[Data entries]
◇ ◇ ◇ ◇ ◇

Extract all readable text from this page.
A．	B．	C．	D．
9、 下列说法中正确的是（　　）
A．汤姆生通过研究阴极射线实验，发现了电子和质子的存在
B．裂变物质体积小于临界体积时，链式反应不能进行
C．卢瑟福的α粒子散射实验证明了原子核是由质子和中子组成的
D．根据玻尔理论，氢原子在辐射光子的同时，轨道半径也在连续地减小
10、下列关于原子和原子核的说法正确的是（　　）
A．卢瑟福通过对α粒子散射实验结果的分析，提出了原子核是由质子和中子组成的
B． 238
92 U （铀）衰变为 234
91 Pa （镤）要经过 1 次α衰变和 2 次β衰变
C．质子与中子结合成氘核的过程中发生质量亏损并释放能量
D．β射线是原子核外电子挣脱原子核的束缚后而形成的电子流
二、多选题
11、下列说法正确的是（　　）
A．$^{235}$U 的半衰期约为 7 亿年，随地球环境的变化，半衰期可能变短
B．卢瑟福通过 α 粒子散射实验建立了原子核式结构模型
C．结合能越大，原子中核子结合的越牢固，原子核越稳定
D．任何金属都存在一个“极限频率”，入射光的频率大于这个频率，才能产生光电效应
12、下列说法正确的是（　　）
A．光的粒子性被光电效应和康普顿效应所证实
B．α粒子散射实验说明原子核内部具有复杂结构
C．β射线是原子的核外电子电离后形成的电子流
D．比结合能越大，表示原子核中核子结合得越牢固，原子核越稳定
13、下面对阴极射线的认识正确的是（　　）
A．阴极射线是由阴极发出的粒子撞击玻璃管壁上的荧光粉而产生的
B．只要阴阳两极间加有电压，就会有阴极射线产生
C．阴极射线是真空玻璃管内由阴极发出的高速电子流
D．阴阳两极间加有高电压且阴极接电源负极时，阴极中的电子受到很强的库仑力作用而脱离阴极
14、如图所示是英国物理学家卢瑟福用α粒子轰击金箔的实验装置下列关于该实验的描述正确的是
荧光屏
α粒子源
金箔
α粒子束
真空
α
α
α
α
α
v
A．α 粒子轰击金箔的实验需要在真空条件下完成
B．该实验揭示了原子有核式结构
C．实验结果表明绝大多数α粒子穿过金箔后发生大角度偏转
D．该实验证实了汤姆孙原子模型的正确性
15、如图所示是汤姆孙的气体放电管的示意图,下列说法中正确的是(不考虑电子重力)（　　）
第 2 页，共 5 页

◇ ◇ ◇ ◇ ◇

Please reproduce every line of the material word for word.

__Reply to the exercise__:
Extract all readable text from this page.
A．	B．	C．	D．
9、 下列说法中正确的是（　　）
A．汤姆生通过研究阴极射线实验，发现了电子和质子的存在
B．裂变物质体积小于临界体积时，链式反应不能进行
C．卢瑟福的α粒子散射实验证明了原子核是由质子和中子组成的
D．根据玻尔理论，氢原子在辐射光子的同时，轨道半径也在连续地减小
10、下列关于原子和原子核的说法正确的是（　　）
A．卢瑟福通过对α粒子散射实验结果的分析，提出了原子核是由质子和中子组成的
B． 238
92 U （铀）衰变为 234
91 Pa （镤）要经过 1 次α衰变和 2 次β衰变
C．质子与中子结合成氘核的过程中发生质量亏损并释放能量
D．β射线是原子核外电子挣脱原子核的束缚后而形成的电子流
二、多选题
11、下列说法正确的是（　　）
A．$^{235}$U 的半衰期约为 7 亿年，随地球环境的变化，半衰期可能变短
B．卢瑟福通过 α 粒子散射实验建立了原子核式结构模型
C．结合能越大，原子中核子结合的越牢固，原子核越稳定
D．任何金属都存在一个“极限频率”，入射光的频率大于这个频率，才能产生光电效应
12、下列说法正确的是（　　）
A．光的粒子性被光电效应和康普顿效应所证实
B．α粒子散射实验说明原子核内部具有复杂结构
C．β射线是原子的核外电子电离后形成的电子流
D．比结合能越大，表示原子核中核子结合得越牢固，原子核越稳定
13、下面对阴极射线的认识正确的是（　　）
A．阴极射线是由阴极发出的粒子撞击玻璃管壁上的荧光粉而产生的
B．只要阴阳两极间加有电压，就会有阴极射线产生
C．阴极射线是真空玻璃管内由阴极发出的高速电子流
D．阴阳两极间加有高电压且阴极接电源负极时，阴极中的电子受到很强的库仑力作用而脱离阴极
14、如图所示是英国物理学家卢瑟福用α粒子轰击金箔的实验装置下列关于该实验的描述正确的是
荧光屏
α粒子源
金箔
α粒子束
真空
α
α
α
α
α
v
A．α 粒子轰击金箔的实验需要在真空条件下完成
B．该实验揭示了原子有核式结构
C．实验结果表明绝大多数α粒子穿过金箔后发生大角度偏转
D．该实验证实了汤姆孙原子模型的正确性
15、如图所示是汤姆孙的气体放电管的示意图,下列说法中正确的是(不考虑电子重力)（　　）
第 2 页，共 5 页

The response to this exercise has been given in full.